### [Task prompt]
Identify the lines that contain the string "icon", then copy each of them.

### [Recorded information]
———

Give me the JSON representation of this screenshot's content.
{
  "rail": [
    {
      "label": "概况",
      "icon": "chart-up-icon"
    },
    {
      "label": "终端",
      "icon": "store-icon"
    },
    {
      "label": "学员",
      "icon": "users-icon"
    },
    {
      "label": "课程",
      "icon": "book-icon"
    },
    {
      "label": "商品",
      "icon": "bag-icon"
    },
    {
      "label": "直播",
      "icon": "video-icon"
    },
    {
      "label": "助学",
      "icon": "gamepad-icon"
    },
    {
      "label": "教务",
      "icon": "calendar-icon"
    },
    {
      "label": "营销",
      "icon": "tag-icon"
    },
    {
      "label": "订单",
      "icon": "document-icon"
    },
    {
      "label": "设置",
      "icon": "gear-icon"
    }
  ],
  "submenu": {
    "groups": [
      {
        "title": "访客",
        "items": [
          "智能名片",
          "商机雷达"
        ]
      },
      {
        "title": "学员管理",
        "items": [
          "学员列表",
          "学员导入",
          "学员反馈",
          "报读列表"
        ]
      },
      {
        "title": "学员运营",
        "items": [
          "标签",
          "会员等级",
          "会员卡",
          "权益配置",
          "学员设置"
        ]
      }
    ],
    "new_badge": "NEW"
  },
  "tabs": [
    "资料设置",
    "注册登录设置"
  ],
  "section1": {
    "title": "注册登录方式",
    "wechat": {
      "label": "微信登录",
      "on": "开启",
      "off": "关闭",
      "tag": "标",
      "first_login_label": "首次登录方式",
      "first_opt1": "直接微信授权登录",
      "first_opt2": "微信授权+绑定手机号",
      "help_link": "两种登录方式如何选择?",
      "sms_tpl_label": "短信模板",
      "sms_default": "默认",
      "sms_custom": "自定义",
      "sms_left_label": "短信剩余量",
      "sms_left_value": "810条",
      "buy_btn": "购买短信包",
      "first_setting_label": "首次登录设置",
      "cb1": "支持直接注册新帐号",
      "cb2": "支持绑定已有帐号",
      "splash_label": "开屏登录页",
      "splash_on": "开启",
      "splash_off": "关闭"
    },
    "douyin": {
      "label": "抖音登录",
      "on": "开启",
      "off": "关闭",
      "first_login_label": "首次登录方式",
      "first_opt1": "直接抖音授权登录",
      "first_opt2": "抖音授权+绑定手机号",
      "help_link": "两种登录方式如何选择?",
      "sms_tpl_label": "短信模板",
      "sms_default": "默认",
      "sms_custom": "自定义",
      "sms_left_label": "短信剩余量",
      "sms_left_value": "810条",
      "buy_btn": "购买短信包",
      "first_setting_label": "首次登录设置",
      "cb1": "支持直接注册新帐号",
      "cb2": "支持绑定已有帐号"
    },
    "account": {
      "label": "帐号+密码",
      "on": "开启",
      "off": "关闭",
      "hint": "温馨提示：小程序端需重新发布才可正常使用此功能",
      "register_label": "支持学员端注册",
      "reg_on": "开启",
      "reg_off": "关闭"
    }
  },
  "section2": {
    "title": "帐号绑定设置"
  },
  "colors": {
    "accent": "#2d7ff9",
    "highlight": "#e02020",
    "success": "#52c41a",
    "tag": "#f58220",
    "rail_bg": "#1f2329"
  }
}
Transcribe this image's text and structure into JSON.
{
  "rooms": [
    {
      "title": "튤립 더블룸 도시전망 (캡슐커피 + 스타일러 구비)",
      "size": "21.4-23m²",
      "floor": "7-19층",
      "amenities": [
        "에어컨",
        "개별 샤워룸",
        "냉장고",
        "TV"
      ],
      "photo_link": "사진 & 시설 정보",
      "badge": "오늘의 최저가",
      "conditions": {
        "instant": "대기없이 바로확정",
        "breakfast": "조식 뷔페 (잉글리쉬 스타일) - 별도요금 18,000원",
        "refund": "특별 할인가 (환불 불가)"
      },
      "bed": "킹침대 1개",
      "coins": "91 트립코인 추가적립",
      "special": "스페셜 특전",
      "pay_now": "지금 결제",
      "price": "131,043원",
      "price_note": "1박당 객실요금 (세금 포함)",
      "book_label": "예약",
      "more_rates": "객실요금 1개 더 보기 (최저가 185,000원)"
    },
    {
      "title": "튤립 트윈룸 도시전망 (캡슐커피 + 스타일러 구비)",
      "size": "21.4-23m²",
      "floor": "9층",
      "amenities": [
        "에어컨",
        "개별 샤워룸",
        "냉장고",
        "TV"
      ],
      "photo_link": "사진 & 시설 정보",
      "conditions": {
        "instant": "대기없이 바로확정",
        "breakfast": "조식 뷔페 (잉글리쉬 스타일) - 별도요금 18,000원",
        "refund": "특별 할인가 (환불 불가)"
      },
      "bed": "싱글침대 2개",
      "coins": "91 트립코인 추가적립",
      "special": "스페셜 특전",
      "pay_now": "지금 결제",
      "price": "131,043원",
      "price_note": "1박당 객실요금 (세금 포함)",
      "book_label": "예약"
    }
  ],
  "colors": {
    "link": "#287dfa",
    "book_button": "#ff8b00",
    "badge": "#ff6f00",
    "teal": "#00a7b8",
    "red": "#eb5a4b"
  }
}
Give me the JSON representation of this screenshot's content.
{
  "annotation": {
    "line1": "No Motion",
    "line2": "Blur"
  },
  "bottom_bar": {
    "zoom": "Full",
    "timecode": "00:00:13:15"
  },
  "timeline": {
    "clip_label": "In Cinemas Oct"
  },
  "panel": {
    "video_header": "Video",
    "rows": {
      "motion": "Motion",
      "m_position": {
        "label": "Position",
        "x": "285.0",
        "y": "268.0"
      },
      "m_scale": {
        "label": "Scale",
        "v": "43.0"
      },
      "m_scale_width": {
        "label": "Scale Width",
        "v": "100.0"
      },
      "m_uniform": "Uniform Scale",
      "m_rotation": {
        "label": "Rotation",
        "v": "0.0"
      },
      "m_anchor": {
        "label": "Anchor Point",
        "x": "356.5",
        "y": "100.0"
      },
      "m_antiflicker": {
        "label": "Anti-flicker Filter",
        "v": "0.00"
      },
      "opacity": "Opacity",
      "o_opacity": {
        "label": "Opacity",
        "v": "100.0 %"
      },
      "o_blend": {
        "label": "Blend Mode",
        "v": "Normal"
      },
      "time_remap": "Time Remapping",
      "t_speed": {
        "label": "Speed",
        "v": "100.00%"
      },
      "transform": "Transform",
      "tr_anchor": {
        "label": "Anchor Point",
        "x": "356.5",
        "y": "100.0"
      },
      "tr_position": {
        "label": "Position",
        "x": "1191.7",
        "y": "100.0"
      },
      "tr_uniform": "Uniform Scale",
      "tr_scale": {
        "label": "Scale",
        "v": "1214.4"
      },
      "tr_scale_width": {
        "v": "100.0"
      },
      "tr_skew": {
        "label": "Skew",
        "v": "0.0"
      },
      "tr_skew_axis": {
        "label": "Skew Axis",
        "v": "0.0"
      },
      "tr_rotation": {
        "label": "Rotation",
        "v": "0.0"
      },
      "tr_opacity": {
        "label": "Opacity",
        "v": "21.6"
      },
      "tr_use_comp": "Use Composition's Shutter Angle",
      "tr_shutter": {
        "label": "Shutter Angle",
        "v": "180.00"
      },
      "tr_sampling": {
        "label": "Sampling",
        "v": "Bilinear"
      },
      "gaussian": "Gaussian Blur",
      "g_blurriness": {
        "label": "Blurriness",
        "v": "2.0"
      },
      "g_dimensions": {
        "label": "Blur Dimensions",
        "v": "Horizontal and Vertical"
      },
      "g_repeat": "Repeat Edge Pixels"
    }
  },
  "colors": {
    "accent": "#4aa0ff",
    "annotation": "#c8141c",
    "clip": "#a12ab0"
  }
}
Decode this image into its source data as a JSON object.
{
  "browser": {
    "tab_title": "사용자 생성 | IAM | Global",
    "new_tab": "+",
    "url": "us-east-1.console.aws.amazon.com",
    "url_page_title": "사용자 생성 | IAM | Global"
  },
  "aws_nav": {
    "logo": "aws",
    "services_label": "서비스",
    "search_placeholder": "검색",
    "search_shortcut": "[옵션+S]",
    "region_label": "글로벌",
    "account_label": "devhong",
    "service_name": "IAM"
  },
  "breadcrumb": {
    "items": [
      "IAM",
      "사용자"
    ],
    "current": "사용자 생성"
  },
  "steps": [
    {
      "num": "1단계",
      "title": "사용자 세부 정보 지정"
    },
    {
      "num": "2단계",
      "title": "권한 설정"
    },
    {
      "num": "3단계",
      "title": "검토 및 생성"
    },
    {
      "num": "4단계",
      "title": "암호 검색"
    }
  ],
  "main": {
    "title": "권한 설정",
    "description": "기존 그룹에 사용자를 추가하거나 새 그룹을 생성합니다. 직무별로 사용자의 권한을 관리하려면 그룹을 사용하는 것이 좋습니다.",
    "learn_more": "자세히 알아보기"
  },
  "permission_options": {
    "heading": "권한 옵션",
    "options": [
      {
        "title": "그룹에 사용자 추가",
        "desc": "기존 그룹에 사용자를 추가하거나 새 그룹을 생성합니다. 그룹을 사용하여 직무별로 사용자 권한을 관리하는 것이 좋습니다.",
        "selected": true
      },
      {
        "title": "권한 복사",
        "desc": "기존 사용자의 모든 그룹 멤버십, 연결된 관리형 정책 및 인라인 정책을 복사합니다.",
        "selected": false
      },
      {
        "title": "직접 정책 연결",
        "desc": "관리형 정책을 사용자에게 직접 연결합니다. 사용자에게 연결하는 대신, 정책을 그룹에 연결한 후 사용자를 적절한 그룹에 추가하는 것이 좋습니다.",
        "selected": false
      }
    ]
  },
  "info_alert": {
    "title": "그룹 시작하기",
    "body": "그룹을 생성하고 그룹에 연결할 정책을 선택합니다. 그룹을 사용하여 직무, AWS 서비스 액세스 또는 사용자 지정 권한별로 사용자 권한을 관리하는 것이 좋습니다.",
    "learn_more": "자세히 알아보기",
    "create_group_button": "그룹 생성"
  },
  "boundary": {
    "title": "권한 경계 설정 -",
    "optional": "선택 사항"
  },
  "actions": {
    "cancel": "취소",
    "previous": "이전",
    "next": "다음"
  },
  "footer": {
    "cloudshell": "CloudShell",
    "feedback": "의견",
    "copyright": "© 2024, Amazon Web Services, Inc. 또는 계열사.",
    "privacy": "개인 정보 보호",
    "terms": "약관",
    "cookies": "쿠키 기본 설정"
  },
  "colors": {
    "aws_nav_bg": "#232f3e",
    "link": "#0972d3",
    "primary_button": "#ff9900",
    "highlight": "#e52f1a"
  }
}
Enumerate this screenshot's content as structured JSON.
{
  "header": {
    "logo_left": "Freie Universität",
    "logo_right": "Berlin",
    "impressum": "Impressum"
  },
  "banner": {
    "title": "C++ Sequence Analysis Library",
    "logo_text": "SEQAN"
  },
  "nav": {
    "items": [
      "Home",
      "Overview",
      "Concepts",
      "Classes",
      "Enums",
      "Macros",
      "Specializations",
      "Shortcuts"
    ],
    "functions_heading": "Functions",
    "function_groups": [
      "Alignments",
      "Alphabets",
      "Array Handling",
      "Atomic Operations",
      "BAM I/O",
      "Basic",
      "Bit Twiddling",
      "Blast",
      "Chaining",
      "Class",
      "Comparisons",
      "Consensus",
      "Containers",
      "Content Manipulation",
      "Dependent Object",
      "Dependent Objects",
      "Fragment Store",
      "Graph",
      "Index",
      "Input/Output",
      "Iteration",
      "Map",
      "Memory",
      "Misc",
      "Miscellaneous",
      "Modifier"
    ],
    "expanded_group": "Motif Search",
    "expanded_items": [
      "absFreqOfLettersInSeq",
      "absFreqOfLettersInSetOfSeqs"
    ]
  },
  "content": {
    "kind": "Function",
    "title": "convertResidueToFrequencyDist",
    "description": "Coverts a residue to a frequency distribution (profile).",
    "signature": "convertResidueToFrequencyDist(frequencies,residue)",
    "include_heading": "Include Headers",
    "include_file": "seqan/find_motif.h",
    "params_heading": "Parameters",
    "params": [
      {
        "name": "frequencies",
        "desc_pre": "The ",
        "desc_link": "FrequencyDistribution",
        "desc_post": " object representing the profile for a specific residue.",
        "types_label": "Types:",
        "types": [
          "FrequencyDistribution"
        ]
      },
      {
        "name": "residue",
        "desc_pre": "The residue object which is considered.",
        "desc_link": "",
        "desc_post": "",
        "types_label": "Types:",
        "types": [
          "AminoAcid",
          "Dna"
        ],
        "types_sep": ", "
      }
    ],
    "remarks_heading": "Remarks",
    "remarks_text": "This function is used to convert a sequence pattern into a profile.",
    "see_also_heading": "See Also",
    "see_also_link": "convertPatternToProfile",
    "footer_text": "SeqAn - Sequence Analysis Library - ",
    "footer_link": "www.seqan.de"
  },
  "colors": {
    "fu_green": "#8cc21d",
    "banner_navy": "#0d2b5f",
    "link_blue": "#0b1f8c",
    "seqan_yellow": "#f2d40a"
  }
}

———

### [Result of the task]
      "icon": "chart-up-icon"
      "icon": "store-icon"
      "icon": "users-icon"
      "icon": "book-icon"
      "icon": "bag-icon"
      "icon": "video-icon"
      "icon": "gamepad-icon"
      "icon": "calendar-icon"
      "icon": "tag-icon"
      "icon": "document-icon"
      "icon": "gear-icon"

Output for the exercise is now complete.